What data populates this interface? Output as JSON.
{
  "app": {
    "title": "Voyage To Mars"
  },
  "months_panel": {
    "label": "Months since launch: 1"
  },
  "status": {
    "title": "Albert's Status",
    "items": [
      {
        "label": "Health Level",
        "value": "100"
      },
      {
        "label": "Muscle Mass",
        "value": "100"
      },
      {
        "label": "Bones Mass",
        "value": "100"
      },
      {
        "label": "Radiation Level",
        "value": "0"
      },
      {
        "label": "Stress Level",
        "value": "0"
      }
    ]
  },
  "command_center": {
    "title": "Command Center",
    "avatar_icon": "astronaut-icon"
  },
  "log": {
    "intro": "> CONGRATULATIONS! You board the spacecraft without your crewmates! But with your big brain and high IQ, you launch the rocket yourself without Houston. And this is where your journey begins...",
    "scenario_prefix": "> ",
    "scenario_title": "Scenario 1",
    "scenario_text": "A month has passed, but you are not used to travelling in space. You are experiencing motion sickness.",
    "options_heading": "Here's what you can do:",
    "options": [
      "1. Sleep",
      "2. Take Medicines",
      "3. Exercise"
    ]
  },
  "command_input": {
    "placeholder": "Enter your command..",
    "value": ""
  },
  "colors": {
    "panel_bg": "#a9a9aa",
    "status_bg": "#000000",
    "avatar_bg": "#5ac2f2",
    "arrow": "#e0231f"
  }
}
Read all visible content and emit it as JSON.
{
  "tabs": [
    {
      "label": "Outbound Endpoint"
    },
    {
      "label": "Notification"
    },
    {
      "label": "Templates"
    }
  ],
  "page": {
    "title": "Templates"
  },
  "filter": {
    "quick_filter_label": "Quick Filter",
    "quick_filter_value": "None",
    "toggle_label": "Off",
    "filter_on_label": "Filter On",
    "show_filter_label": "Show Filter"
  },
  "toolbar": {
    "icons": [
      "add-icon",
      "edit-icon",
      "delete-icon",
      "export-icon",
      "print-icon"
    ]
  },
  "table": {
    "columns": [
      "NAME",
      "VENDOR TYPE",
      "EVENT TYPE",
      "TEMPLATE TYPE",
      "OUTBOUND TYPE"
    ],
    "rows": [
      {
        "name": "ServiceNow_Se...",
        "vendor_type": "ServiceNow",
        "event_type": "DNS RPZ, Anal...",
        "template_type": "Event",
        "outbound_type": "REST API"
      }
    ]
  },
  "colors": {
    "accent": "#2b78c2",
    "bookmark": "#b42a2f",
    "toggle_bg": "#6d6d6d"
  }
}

#####

▶ _Task objective_
Lines containing the word "JSON" are to be counted in the listing; state their number alone.

▶ _Right answer_
2